▶ Task details:
Give only the number of lines in the records below that contain the word "text".

▶ Given entries:
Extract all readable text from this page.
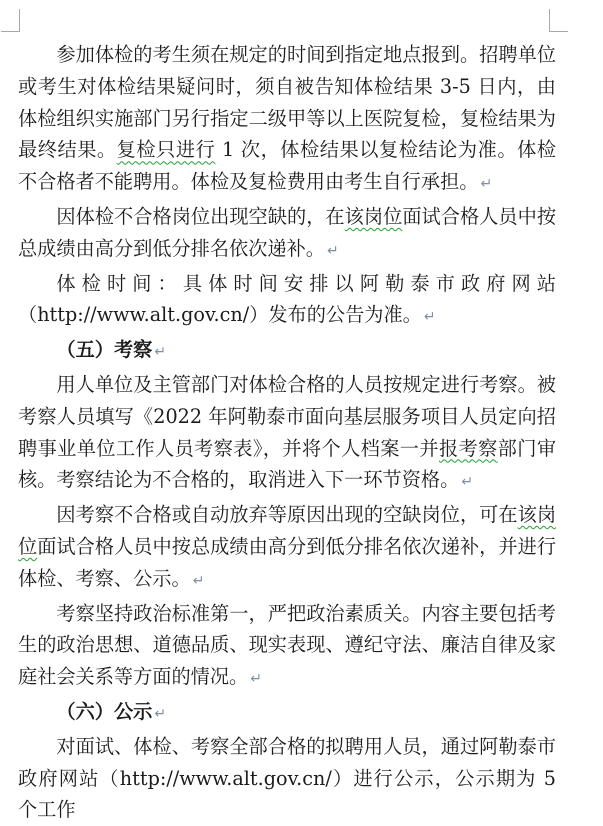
参加体检的考生须在规定的时间到指定地点报到。招聘单位或考生对体检结果疑问时，须自被告知体检结果 3-5 日内，由体检组织实施部门另行指定二级甲等以上医院复检，复检结果为最终结果。复检只进行 1 次，体检结果以复检结论为准。体检不合格者不能聘用。体检及复检费用由考生自行承担。 ↵

因体检不合格岗位出现空缺的，在该岗位面试合格人员中按总成绩由高分到低分排名依次递补。 ↵

体检时间：具体时间安排以阿勒泰市政府网站（http://www.alt.gov.cn/）发布的公告为准。 ↵

（五）考察 ↵

用人单位及主管部门对体检合格的人员按规定进行考察。被考察人员填写《2022 年阿勒泰市面向基层服务项目人员定向招聘事业单位工作人员考察表》，并将个人档案一并报考察部门审核。考察结论为不合格的，取消进入下一环节资格。 ↵

因考察不合格或自动放弃等原因出现的空缺岗位，可在该岗位面试合格人员中按总成绩由高分到低分排名依次递补，并进行体检、考察、公示。 ↵

考察坚持政治标准第一，严把政治素质关。内容主要包括考生的政治思想、道德品质、现实表现、遵纪守法、廉洁自律及家庭社会关系等方面的情况。 ↵

（六）公示 ↵

对面试、体检、考察全部合格的拟聘用人员，通过阿勒泰市政府网站（http://www.alt.gov.cn/）进行公示，公示期为 5 个工作
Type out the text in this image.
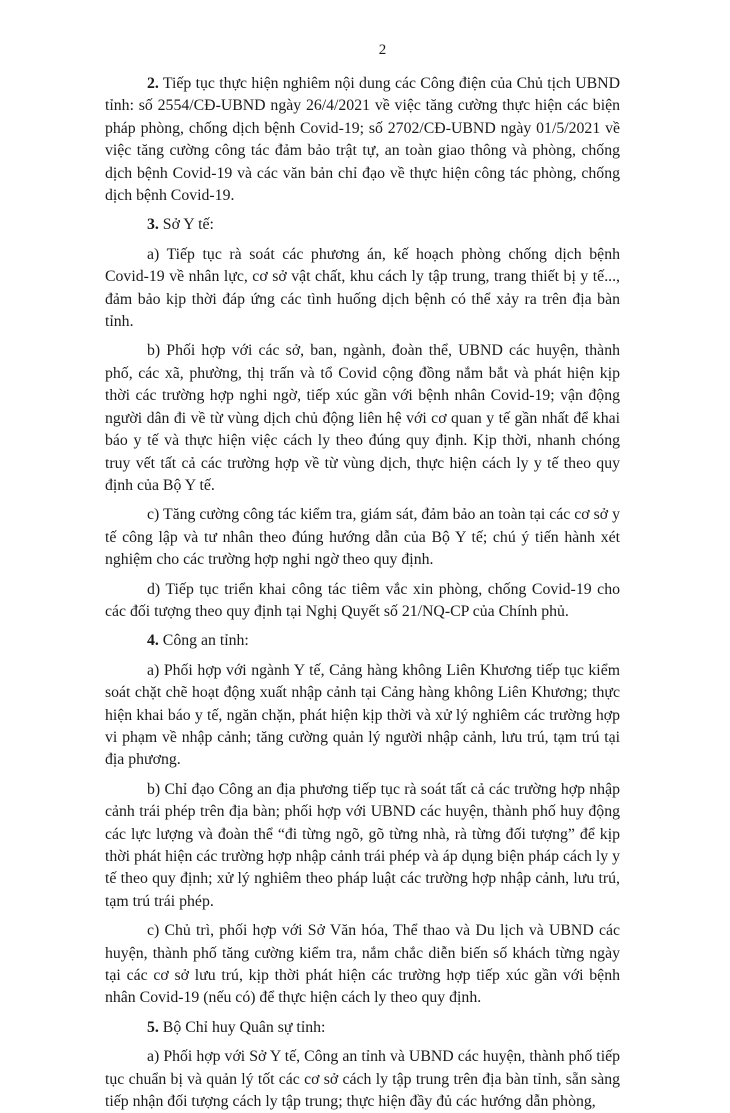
2

2. Tiếp tục thực hiện nghiêm nội dung các Công điện của Chủ tịch UBND tỉnh: số 2554/CĐ-UBND ngày 26/4/2021 về việc tăng cường thực hiện các biện pháp phòng, chống dịch bệnh Covid-19; số 2702/CĐ-UBND ngày 01/5/2021 về việc tăng cường công tác đảm bảo trật tự, an toàn giao thông và phòng, chống dịch bệnh Covid-19 và các văn bản chỉ đạo về thực hiện công tác phòng, chống dịch bệnh Covid-19.

3. Sở Y tế:

a) Tiếp tục rà soát các phương án, kế hoạch phòng chống dịch bệnh Covid-19 về nhân lực, cơ sở vật chất, khu cách ly tập trung, trang thiết bị y tế..., đảm bảo kịp thời đáp ứng các tình huống dịch bệnh có thể xảy ra trên địa bàn tỉnh.

b) Phối hợp với các sở, ban, ngành, đoàn thể, UBND các huyện, thành phố, các xã, phường, thị trấn và tổ Covid cộng đồng nắm bắt và phát hiện kịp thời các trường hợp nghi ngờ, tiếp xúc gần với bệnh nhân Covid-19; vận động người dân đi về từ vùng dịch chủ động liên hệ với cơ quan y tế gần nhất để khai báo y tế và thực hiện việc cách ly theo đúng quy định. Kịp thời, nhanh chóng truy vết tất cả các trường hợp về từ vùng dịch, thực hiện cách ly y tế theo quy định của Bộ Y tế.

c) Tăng cường công tác kiểm tra, giám sát, đảm bảo an toàn tại các cơ sở y tế công lập và tư nhân theo đúng hướng dẫn của Bộ Y tế; chú ý tiến hành xét nghiệm cho các trường hợp nghi ngờ theo quy định.

d) Tiếp tục triển khai công tác tiêm vắc xin phòng, chống Covid-19 cho các đối tượng theo quy định tại Nghị Quyết số 21/NQ-CP của Chính phủ.

4. Công an tỉnh:

a) Phối hợp với ngành Y tế, Cảng hàng không Liên Khương tiếp tục kiểm soát chặt chẽ hoạt động xuất nhập cảnh tại Cảng hàng không Liên Khương; thực hiện khai báo y tế, ngăn chặn, phát hiện kịp thời và xử lý nghiêm các trường hợp vi phạm về nhập cảnh; tăng cường quản lý người nhập cảnh, lưu trú, tạm trú tại địa phương.

b) Chỉ đạo Công an địa phương tiếp tục rà soát tất cả các trường hợp nhập cảnh trái phép trên địa bàn; phối hợp với UBND các huyện, thành phố huy động các lực lượng và đoàn thể “đi từng ngõ, gõ từng nhà, rà từng đối tượng” để kịp thời phát hiện các trường hợp nhập cảnh trái phép và áp dụng biện pháp cách ly y tế theo quy định; xử lý nghiêm theo pháp luật các trường hợp nhập cảnh, lưu trú, tạm trú trái phép.

c) Chủ trì, phối hợp với Sở Văn hóa, Thể thao và Du lịch và UBND các huyện, thành phố tăng cường kiểm tra, nắm chắc diễn biến số khách từng ngày tại các cơ sở lưu trú, kịp thời phát hiện các trường hợp tiếp xúc gần với bệnh nhân Covid-19 (nếu có) để thực hiện cách ly theo quy định.

5. Bộ Chỉ huy Quân sự tỉnh:

a) Phối hợp với Sở Y tế, Công an tỉnh và UBND các huyện, thành phố tiếp tục chuẩn bị và quản lý tốt các cơ sở cách ly tập trung trên địa bàn tỉnh, sẵn sàng tiếp nhận đối tượng cách ly tập trung; thực hiện đầy đủ các hướng dẫn phòng,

▶ Response to the task:
2